Copy nothing but the text: reproduce each line of the listing exactly and leave the pictures out.

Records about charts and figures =
>> START
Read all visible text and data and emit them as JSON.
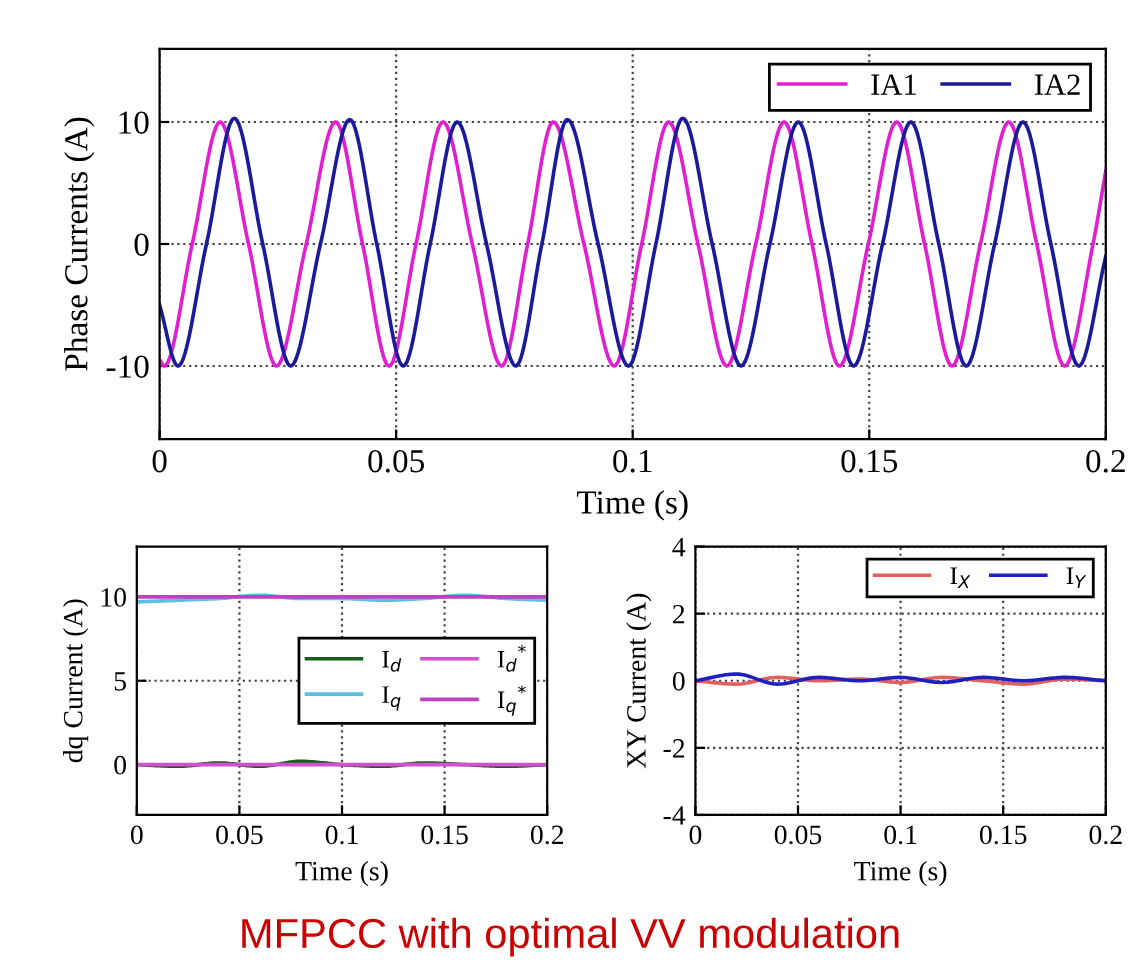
{
  "chart_data": [
    {
      "type": "line",
      "xlabel": "Time (s)",
      "ylabel": "Phase Currents (A)",
      "xlim": [
        0,
        0.2
      ],
      "ylim": [
        -16,
        16
      ],
      "xticks": [
        0,
        0.05,
        0.1,
        0.15,
        0.2
      ],
      "yticks": [
        -10,
        0,
        10
      ],
      "grid": true,
      "legend": "top right",
      "series": [
        {
          "name": "IA1",
          "color": "#e020d0",
          "x": [
            0,
            0.001,
            0.0069,
            0.0128,
            0.0188,
            0.0247,
            0.031,
            0.0372,
            0.0429,
            0.0485,
            0.0542,
            0.0599,
            0.0661,
            0.0723,
            0.0778,
            0.0832,
            0.0897,
            0.0961,
            0.1019,
            0.1076,
            0.1138,
            0.1199,
            0.126,
            0.132,
            0.1379,
            0.1437,
            0.1498,
            0.1558,
            0.1617,
            0.1675,
            0.1735,
            0.1795,
            0.1854,
            0.1913,
            0.1973,
            0.2
          ],
          "values": [
            -9.5,
            -10,
            0,
            10,
            0,
            -10,
            0,
            10,
            0,
            -10,
            0,
            10,
            0,
            -10,
            0,
            10,
            0,
            -10,
            0,
            10,
            0,
            -10,
            0,
            10,
            0,
            -10,
            0,
            10,
            0,
            -10,
            0,
            10,
            0,
            -10,
            0,
            6
          ]
        },
        {
          "name": "IA2",
          "color": "#1a1a9a",
          "x": [
            0,
            0.0039,
            0.0099,
            0.0158,
            0.0218,
            0.0277,
            0.034,
            0.0402,
            0.0459,
            0.0515,
            0.0572,
            0.0629,
            0.0691,
            0.0753,
            0.0808,
            0.0862,
            0.0927,
            0.0991,
            0.1049,
            0.1106,
            0.1168,
            0.1229,
            0.129,
            0.135,
            0.1409,
            0.1467,
            0.1528,
            0.1588,
            0.1647,
            0.1705,
            0.1765,
            0.1825,
            0.1884,
            0.1943,
            0.2
          ],
          "values": [
            -5,
            -10,
            0,
            10.3,
            0,
            -10,
            0,
            10.2,
            0,
            -10,
            0,
            10,
            0,
            -10,
            0,
            10.2,
            0,
            -10,
            0,
            10.3,
            0,
            -10,
            0,
            10,
            0,
            -10,
            0,
            10,
            0,
            -10,
            0,
            10,
            0,
            -10,
            -1
          ]
        }
      ]
    },
    {
      "type": "line",
      "xlabel": "Time (s)",
      "ylabel": "dq Current (A)",
      "xlim": [
        0,
        0.2
      ],
      "ylim": [
        -3,
        13
      ],
      "xticks": [
        0,
        0.05,
        0.1,
        0.15,
        0.2
      ],
      "yticks": [
        0,
        5,
        10
      ],
      "grid": true,
      "legend": "right",
      "series": [
        {
          "name": "I$_{d}$",
          "color": "#1a5c1a",
          "x": [
            0,
            0.02,
            0.04,
            0.06,
            0.08,
            0.1,
            0.12,
            0.14,
            0.16,
            0.18,
            0.2
          ],
          "values": [
            0,
            -0.1,
            0.1,
            -0.1,
            0.2,
            0,
            -0.1,
            0.1,
            0,
            -0.1,
            0
          ]
        },
        {
          "name": "I$_{q}$",
          "color": "#5bc0de",
          "x": [
            0,
            0.02,
            0.04,
            0.06,
            0.08,
            0.1,
            0.12,
            0.14,
            0.16,
            0.18,
            0.2
          ],
          "values": [
            9.7,
            9.8,
            9.9,
            10.1,
            9.9,
            9.9,
            9.8,
            9.9,
            10.1,
            9.9,
            9.8
          ]
        },
        {
          "name": "I$_{d}$$^{*}$",
          "color": "#d050d0",
          "x": [
            0,
            0.2
          ],
          "values": [
            0,
            0
          ]
        },
        {
          "name": "I$_{q}$$^{*}$",
          "color": "#c040c0",
          "x": [
            0,
            0.2
          ],
          "values": [
            10,
            10
          ]
        }
      ]
    },
    {
      "type": "line",
      "xlabel": "Time (s)",
      "ylabel": "XY Current (A)",
      "xlim": [
        0,
        0.2
      ],
      "ylim": [
        -4,
        4
      ],
      "xticks": [
        0,
        0.05,
        0.1,
        0.15,
        0.2
      ],
      "yticks": [
        -4,
        -2,
        0,
        2,
        4
      ],
      "grid": true,
      "legend": "top right",
      "annotations": [
        "MFPCC with optimal VV modulation"
      ],
      "series": [
        {
          "name": "I$_{X}$",
          "color": "#e06060",
          "x": [
            0,
            0.02,
            0.04,
            0.06,
            0.08,
            0.1,
            0.12,
            0.14,
            0.16,
            0.18,
            0.2
          ],
          "values": [
            0,
            -0.1,
            0.1,
            0,
            0.05,
            -0.05,
            0.1,
            0,
            -0.1,
            0.05,
            0
          ]
        },
        {
          "name": "I$_{Y}$",
          "color": "#2020c0",
          "x": [
            0,
            0.02,
            0.04,
            0.06,
            0.08,
            0.1,
            0.12,
            0.14,
            0.16,
            0.18,
            0.2
          ],
          "values": [
            0,
            0.2,
            -0.1,
            0.1,
            0,
            0.1,
            -0.05,
            0.1,
            0,
            0.1,
            0
          ]
        }
      ]
    }
  ]
}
>> END
Written solution =
Read all visible text and data and emit them as JSON.
{
  "chart_data": [
    {
      "type": "line",
      "xlabel": "Time (s)",
      "ylabel": "Phase Currents (A)",
      "xlim": [
        0,
        0.2
      ],
      "ylim": [
        -16,
        16
      ],
      "xticks": [
        0,
        0.05,
        0.1,
        0.15,
        0.2
      ],
      "yticks": [
        -10,
        0,
        10
      ],
      "grid": true,
      "legend": "top right",
      "series": [
        {
          "name": "IA1",
          "color": "#e020d0",
          "x": [
            0,
            0.001,
            0.0069,
            0.0128,
            0.0188,
            0.0247,
            0.031,
            0.0372,
            0.0429,
            0.0485,
            0.0542,
            0.0599,
            0.0661,
            0.0723,
            0.0778,
            0.0832,
            0.0897,
            0.0961,
            0.1019,
            0.1076,
            0.1138,
            0.1199,
            0.126,
            0.132,
            0.1379,
            0.1437,
            0.1498,
            0.1558,
            0.1617,
            0.1675,
            0.1735,
            0.1795,
            0.1854,
            0.1913,
            0.1973,
            0.2
          ],
          "values": [
            -9.5,
            -10,
            0,
            10,
            0,
            -10,
            0,
            10,
            0,
            -10,
            0,
            10,
            0,
            -10,
            0,
            10,
            0,
            -10,
            0,
            10,
            0,
            -10,
            0,
            10,
            0,
            -10,
            0,
            10,
            0,
            -10,
            0,
            10,
            0,
            -10,
            0,
            6
          ]
        },
        {
          "name": "IA2",
          "color": "#1a1a9a",
          "x": [
            0,
            0.0039,
            0.0099,
            0.0158,
            0.0218,
            0.0277,
            0.034,
            0.0402,
            0.0459,
            0.0515,
            0.0572,
            0.0629,
            0.0691,
            0.0753,
            0.0808,
            0.0862,
            0.0927,
            0.0991,
            0.1049,
            0.1106,
            0.1168,
            0.1229,
            0.129,
            0.135,
            0.1409,
            0.1467,
            0.1528,
            0.1588,
            0.1647,
            0.1705,
            0.1765,
            0.1825,
            0.1884,
            0.1943,
            0.2
          ],
          "values": [
            -5,
            -10,
            0,
            10.3,
            0,
            -10,
            0,
            10.2,
            0,
            -10,
            0,
            10,
            0,
            -10,
            0,
            10.2,
            0,
            -10,
            0,
            10.3,
            0,
            -10,
            0,
            10,
            0,
            -10,
            0,
            10,
            0,
            -10,
            0,
            10,
            0,
            -10,
            -1
          ]
        }
      ]
    },
    {
      "type": "line",
      "xlabel": "Time (s)",
      "ylabel": "dq Current (A)",
      "xlim": [
        0,
        0.2
      ],
      "ylim": [
        -3,
        13
      ],
      "xticks": [
        0,
        0.05,
        0.1,
        0.15,
        0.2
      ],
      "yticks": [
        0,
        5,
        10
      ],
      "grid": true,
      "legend": "right",
      "series": [
        {
          "name": "I$_{d}$",
          "color": "#1a5c1a",
          "x": [
            0,
            0.02,
            0.04,
            0.06,
            0.08,
            0.1,
            0.12,
            0.14,
            0.16,
            0.18,
            0.2
          ],
          "values": [
            0,
            -0.1,
            0.1,
            -0.1,
            0.2,
            0,
            -0.1,
            0.1,
            0,
            -0.1,
            0
          ]
        },
        {
          "name": "I$_{q}$",
          "color": "#5bc0de",
          "x": [
            0,
            0.02,
            0.04,
            0.06,
            0.08,
            0.1,
            0.12,
            0.14,
            0.16,
            0.18,
            0.2
          ],
          "values": [
            9.7,
            9.8,
            9.9,
            10.1,
            9.9,
            9.9,
            9.8,
            9.9,
            10.1,
            9.9,
            9.8
          ]
        },
        {
          "name": "I$_{d}$$^{*}$",
          "color": "#d050d0",
          "x": [
            0,
            0.2
          ],
          "values": [
            0,
            0
          ]
        },
        {
          "name": "I$_{q}$$^{*}$",
          "color": "#c040c0",
          "x": [
            0,
            0.2
          ],
          "values": [
            10,
            10
          ]
        }
      ]
    },
    {
      "type": "line",
      "xlabel": "Time (s)",
      "ylabel": "XY Current (A)",
      "xlim": [
        0,
        0.2
      ],
      "ylim": [
        -4,
        4
      ],
      "xticks": [
        0,
        0.05,
        0.1,
        0.15,
        0.2
      ],
      "yticks": [
        -4,
        -2,
        0,
        2,
        4
      ],
      "grid": true,
      "legend": "top right",
      "annotations": [
        "MFPCC with optimal VV modulation"
      ],
      "series": [
        {
          "name": "I$_{X}$",
          "color": "#e06060",
          "x": [
            0,
            0.02,
            0.04,
            0.06,
            0.08,
            0.1,
            0.12,
            0.14,
            0.16,
            0.18,
            0.2
          ],
          "values": [
            0,
            -0.1,
            0.1,
            0,
            0.05,
            -0.05,
            0.1,
            0,
            -0.1,
            0.05,
            0
          ]
        },
        {
          "name": "I$_{Y}$",
          "color": "#2020c0",
          "x": [
            0,
            0.02,
            0.04,
            0.06,
            0.08,
            0.1,
            0.12,
            0.14,
            0.16,
            0.18,
            0.2
          ],
          "values": [
            0,
            0.2,
            -0.1,
            0.1,
            0,
            0.1,
            -0.05,
            0.1,
            0,
            0.1,
            0
          ]
        }
      ]
    }
  ]
}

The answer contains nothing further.